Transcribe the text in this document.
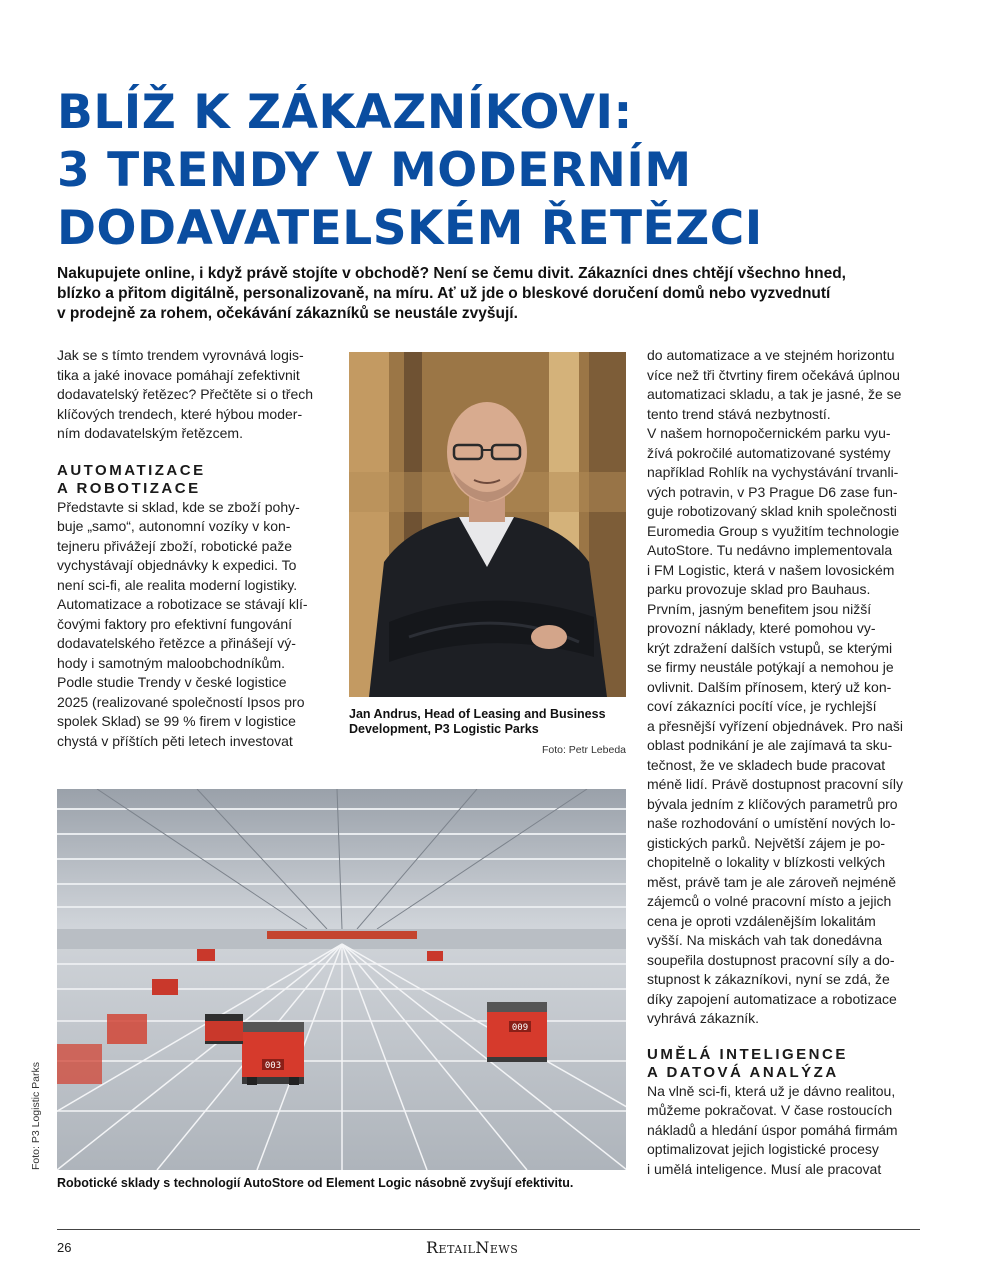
BLÍŽ K ZÁKAZNÍKOVI:
3 TRENDY V MODERNÍM
DODAVATELSKÉM ŘETĚZCI

Nakupujete online, i když právě stojíte v obchodě? Není se čemu divit. Zákazníci dnes chtějí všechno hned,
blízko a přitom digitálně, personalizovaně, na míru. Ať už jde o bleskové doručení domů nebo vyzvednutí
v prodejně za rohem, očekávání zákazníků se neustále zvyšují.

Jak se s tímto trendem vyrovnává logis-
tika a jaké inovace pomáhají zefektivnit
dodavatelský řetězec? Přečtěte si o třech
klíčových trendech, které hýbou moder-
ním dodavatelským řetězcem.
AUTOMATIZACE
A ROBOTIZACE
Představte si sklad, kde se zboží pohy-
buje „samo“, autonomní vozíky v kon-
tejneru přivážejí zboží, robotické paže
vychystávají objednávky k expedici. To
není sci-fi, ale realita moderní logistiky.
Automatizace a robotizace se stávají klí-
čovými faktory pro efektivní fungování
dodavatelského řetězce a přinášejí vý-
hody i samotným maloobchodníkům.
Podle studie Trendy v české logistice
2025 (realizované společností Ipsos pro
spolek Sklad) se 99 % firem v logistice
chystá v příštích pěti letech investovat
Jan Andrus, Head of Leasing and Business
Development, P3 Logistic Parks
Foto: Petr Lebeda
do automatizace a ve stejném horizontu
více než tři čtvrtiny firem očekává úplnou
automatizaci skladu, a tak je jasné, že se
tento trend stává nezbytností.
V našem hornopočernickém parku vyu-
žívá pokročilé automatizované systémy
například Rohlík na vychystávání trvanli-
vých potravin, v P3 Prague D6 zase fun-
guje robotizovaný sklad knih společnosti
Euromedia Group s využitím technologie
AutoStore. Tu nedávno implementovala
i FM Logistic, která v našem lovosickém
parku provozuje sklad pro Bauhaus.
Prvním, jasným benefitem jsou nižší
provozní náklady, které pomohou vy-
krýt zdražení dalších vstupů, se kterými
se firmy neustále potýkají a nemohou je
ovlivnit. Dalším přínosem, který už kon-
coví zákazníci pocítí více, je rychlejší
a přesnější vyřízení objednávek. Pro naši
oblast podnikání je ale zajímavá ta sku-
tečnost, že ve skladech bude pracovat
méně lidí. Právě dostupnost pracovní síly
bývala jedním z klíčových parametrů pro
naše rozhodování o umístění nových lo-
gistických parků. Největší zájem je po-
chopitelně o lokality v blízkosti velkých
měst, právě tam je ale zároveň nejméně
zájemců o volné pracovní místo a jejich
cena je oproti vzdálenějším lokalitám
vyšší. Na miskách vah tak donedávna
soupeřila dostupnost pracovní síly a do-
stupnost k zákazníkovi, nyní se zdá, že
díky zapojení automatizace a robotizace
vyhrává zákazník.
UMĚLÁ INTELIGENCE
A DATOVÁ ANALÝZA
Na vlně sci-fi, která už je dávno realitou,
můžeme pokračovat. V čase rostoucích
nákladů a hledání úspor pomáhá firmám
optimalizovat jejich logistické procesy
i umělá inteligence. Musí ale pracovat
003
009
Foto: P3 Logistic Parks
Robotické sklady s technologií AutoStore od Element Logic násobně zvyšují efektivitu.
26	RetailNews
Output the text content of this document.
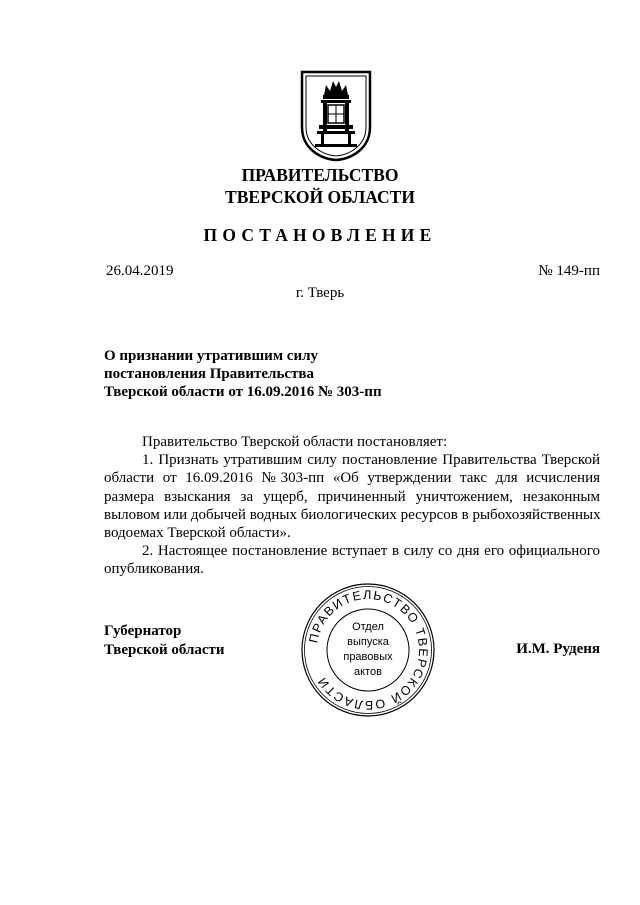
ПРАВИТЕЛЬСТВО
ТВЕРСКОЙ ОБЛАСТИ
ПОСТАНОВЛЕНИЕ
26.04.2019	№ 149-пп
г. Тверь
О признании утратившим силу
постановления Правительства
Тверской области от 16.09.2016 № 303-пп
Правительство Тверской области постановляет:
1. Признать утратившим силу постановление Правительства Тверской
области от 16.09.2016 №303-пп «Об утверждении такс для исчисления
размера взыскания за ущерб, причиненный уничтожением, незаконным
выловом или добычей водных биологических ресурсов в рыбохозяйственных
водоемах Тверской области».
2. Настоящее постановление вступает в силу со дня его официального
опубликования.
Губернатор
Тверской области	И.М. Руденя
ПРАВИТЕЛЬСТВО ТВЕРСКОЙ ОБЛАСТИ
Отдел
выпуска
правовых
актов
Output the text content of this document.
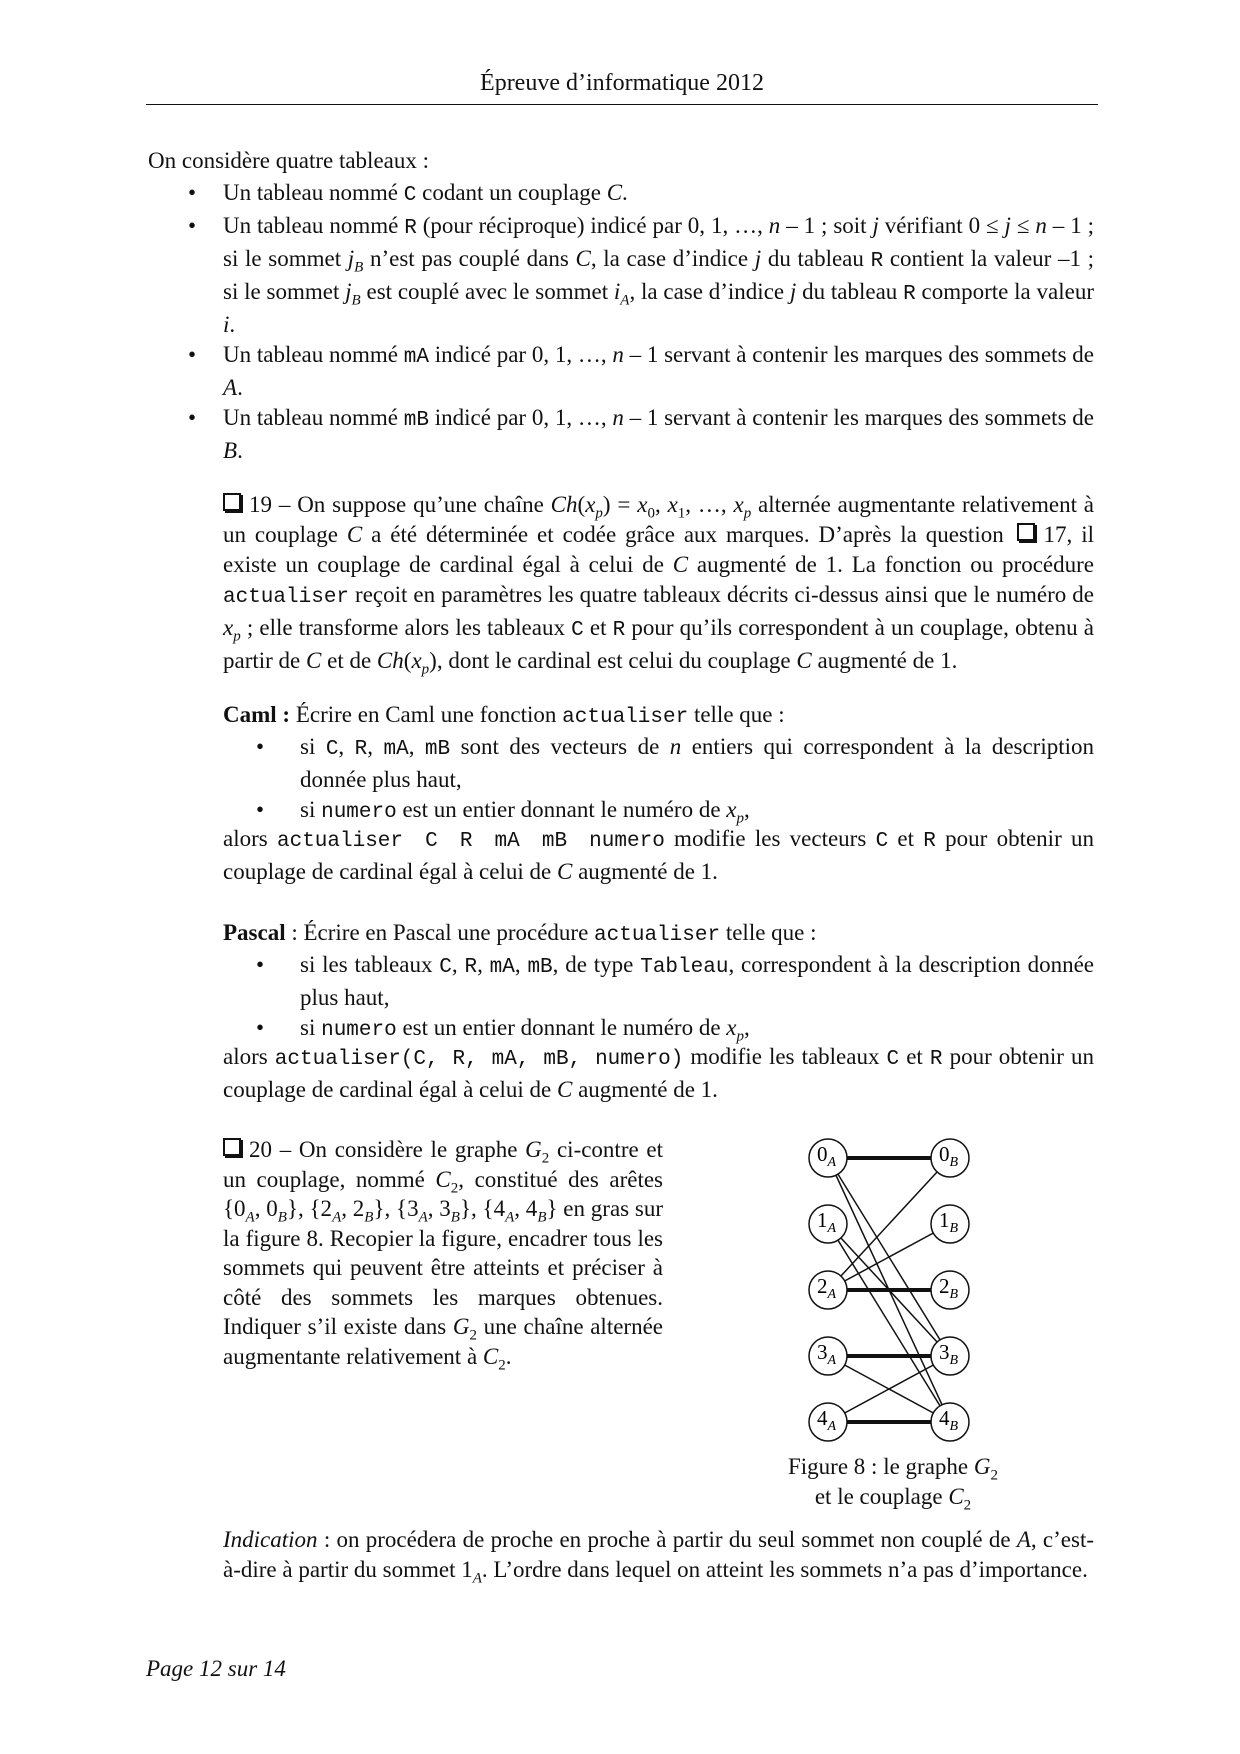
Épreuve d’informatique 2012
On considère quatre tableaux :
• Un tableau nommé C codant un couplage C.
• Un tableau nommé R (pour réciproque) indicé par 0, 1, …, n – 1 ; soit j vérifiant 0 ≤ j ≤ n – 1 ; si le sommet $j_B$ n’est pas couplé dans C, la case d’indice j du tableau R contient la valeur –1 ; si le sommet $j_B$ est couplé avec le sommet $i_A$, la case d’indice j du tableau R comporte la valeur i.
• Un tableau nommé mA indicé par 0, 1, …, n – 1 servant à contenir les marques des sommets de A.
• Un tableau nommé mB indicé par 0, 1, …, n – 1 servant à contenir les marques des sommets de B.
19 – On suppose qu’une chaîne $Ch(x_p) = x_0$, $x_1$, …, $x_p$ alternée augmentante relativement à un couplage C a été déterminée et codée grâce aux marques. D’après la question  17, il existe un couplage de cardinal égal à celui de C augmenté de 1. La fonction ou procédure actualiser reçoit en paramètres les quatre tableaux décrits ci-dessus ainsi que le numéro de $x_p$ ; elle transforme alors les tableaux C et R pour qu’ils correspondent à un couplage, obtenu à partir de C et de $Ch(x_p)$, dont le cardinal est celui du couplage C augmenté de 1.
Caml : Écrire en Caml une fonction actualiser telle que :
• si C, R, mA, mB sont des vecteurs de n entiers qui correspondent à la description donnée plus haut,
• si numero est un entier donnant le numéro de $x_p$,
alors actualiser C R mA mB numero modifie les vecteurs C et R pour obtenir un couplage de cardinal égal à celui de C augmenté de 1.
Pascal : Écrire en Pascal une procédure actualiser telle que :
• si les tableaux C, R, mA, mB, de type Tableau, correspondent à la description donnée plus haut,
• si numero est un entier donnant le numéro de $x_p$,
alors actualiser(C, R, mA, mB, numero) modifie les tableaux C et R pour obtenir un couplage de cardinal égal à celui de C augmenté de 1.
20 – On considère le graphe $G_2$ ci-contre et un couplage, nommé $C_2$, constitué des arêtes {$0_A$, $0_B$}, {$2_A$, $2_B$}, {$3_A$, $3_B$}, {$4_A$, $4_B$} en gras sur la figure 8. Recopier la figure, encadrer tous les sommets qui peuvent être atteints et préciser à côté des sommets les marques obtenues. Indiquer s’il existe dans $G_2$ une chaîne alternée augmentante relativement à $C_2$.
$0_A$
$1_A$
$2_A$
$3_A$
$4_A$
$0_B$
$1_B$
$2_B$
$3_B$
$4_B$
Figure 8 : le graphe $G_2$
et le couplage $C_2$
Indication : on procédera de proche en proche à partir du seul sommet non couplé de A, c’est-à-dire à partir du sommet $1_A$. L’ordre dans lequel on atteint les sommets n’a pas d’importance.
Page 12 sur 14
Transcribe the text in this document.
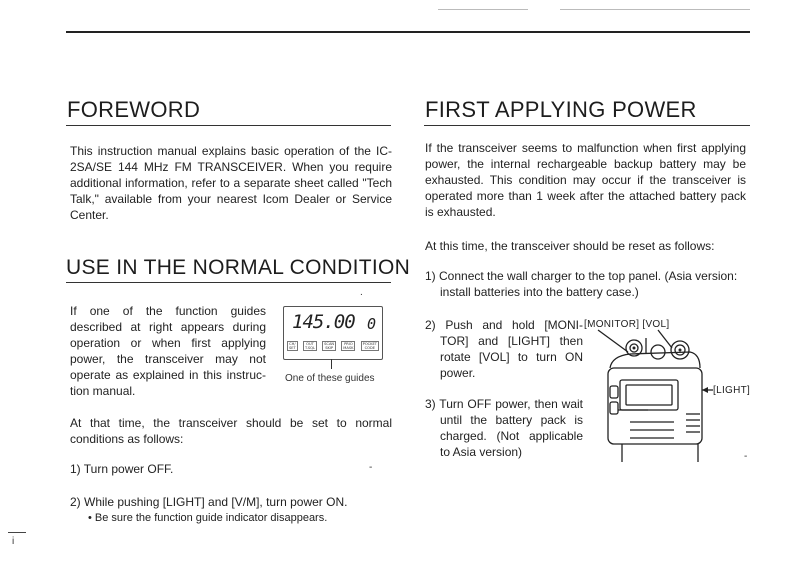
FOREWORD

This instruction manual explains basic operation of the IC-2SA/SE 144 MHz FM TRANSCEIVER. When you require additional information, refer to a separate sheet called "Tech Talk," available from your nearest Icom Dealer or Service Center.

USE IN THE NORMAL CONDITION

If one of the function guides described at right appears during operation or when first applying power, the transceiver may not operate as explained in this instruc-tion manual.

145.00 0
CH/
SET
OUT
T.SQL
SCAN
SKIP
PRIO
MASK
POCKET
CODE
One of these guides

At that time, the transceiver should be set to normal conditions as follows:

1) Turn power OFF.	-

2) While pushing [LIGHT] and [V/M], turn power ON.

• Be sure the function guide indicator disappears.
FIRST APPLYING POWER

If the transceiver seems to malfunction when first applying power, the internal rechargeable backup battery may be exhausted. This condition may occur if the transceiver is operated more than 1 week after the attached battery pack is exhausted.

At this time, the transceiver should be reset as follows:

1) Connect the wall charger to the top panel. (Asia version: install batteries into the battery case.)

2) Push and hold [MONI-TOR] and [LIGHT] then rotate [VOL] to turn ON power.

3) Turn OFF power, then wait until the battery pack is charged. (Not applicable to Asia version)

[MONITOR] [VOL]
[LIGHT]
-
.
i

◆ ◆ ◆ ◆ ◆ ◆ ◆

Scan the material above for the string "quatre" and return the lines that hold it.

On considère quatre tableaux :
19 – On suppose qu’une chaîne $Ch(x_p) = x_0$, $x_1$, …, $x_p$ alternée augmentante relativement à un couplage C a été déterminée et codée grâce aux marques. D’après la question  17, il existe un couplage de cardinal égal à celui de C augmenté de 1. La fonction ou procédure actualiser reçoit en paramètres les quatre tableaux décrits ci-dessus ainsi que le numéro de $x_p$ ; elle transforme alors les tableaux C et R pour qu’ils correspondent à un couplage, obtenu à partir de C et de $Ch(x_p)$, dont le cardinal est celui du couplage C augmenté de 1.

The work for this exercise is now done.